_Set task:_
Separate out the lines that hold "Name".

Collected data entries
____________________
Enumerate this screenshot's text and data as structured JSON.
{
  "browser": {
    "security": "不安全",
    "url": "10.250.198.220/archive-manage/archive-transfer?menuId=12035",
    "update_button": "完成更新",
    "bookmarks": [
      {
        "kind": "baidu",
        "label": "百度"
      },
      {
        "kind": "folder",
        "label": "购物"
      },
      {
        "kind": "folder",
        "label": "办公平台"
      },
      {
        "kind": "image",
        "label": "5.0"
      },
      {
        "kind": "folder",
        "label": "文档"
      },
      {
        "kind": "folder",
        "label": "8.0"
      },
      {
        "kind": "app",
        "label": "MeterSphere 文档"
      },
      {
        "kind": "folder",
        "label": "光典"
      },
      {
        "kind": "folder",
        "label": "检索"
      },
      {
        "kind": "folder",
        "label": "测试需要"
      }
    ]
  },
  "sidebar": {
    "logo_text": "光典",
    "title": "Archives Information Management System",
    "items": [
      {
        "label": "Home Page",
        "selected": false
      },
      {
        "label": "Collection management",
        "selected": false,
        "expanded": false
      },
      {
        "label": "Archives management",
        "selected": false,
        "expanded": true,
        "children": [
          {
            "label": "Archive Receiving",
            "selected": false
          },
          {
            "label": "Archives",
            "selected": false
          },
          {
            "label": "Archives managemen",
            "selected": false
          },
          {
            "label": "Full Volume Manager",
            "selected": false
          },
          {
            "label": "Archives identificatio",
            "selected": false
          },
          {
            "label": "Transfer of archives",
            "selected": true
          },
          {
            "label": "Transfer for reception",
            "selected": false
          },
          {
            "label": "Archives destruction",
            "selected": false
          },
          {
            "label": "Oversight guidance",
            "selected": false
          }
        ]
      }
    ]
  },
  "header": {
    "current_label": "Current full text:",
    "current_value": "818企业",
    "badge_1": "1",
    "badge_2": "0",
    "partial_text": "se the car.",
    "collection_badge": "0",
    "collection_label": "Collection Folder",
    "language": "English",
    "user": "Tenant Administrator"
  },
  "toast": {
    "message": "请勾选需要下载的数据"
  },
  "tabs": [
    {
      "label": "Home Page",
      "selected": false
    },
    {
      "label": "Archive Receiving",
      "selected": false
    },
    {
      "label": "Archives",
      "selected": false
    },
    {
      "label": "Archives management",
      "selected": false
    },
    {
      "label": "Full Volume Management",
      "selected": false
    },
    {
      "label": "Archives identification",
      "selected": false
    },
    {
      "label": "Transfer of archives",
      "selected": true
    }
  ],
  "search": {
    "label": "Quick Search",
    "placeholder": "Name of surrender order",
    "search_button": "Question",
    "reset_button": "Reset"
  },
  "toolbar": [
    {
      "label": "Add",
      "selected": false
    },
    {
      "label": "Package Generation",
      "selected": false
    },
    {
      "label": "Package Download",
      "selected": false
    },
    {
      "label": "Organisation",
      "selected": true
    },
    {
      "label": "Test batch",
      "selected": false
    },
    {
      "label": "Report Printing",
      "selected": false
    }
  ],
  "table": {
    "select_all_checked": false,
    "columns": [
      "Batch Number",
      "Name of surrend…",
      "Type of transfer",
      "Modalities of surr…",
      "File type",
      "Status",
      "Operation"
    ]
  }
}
____________________
_Task response:_
    "placeholder": "Name of surrender order",
      "Name of surrend…",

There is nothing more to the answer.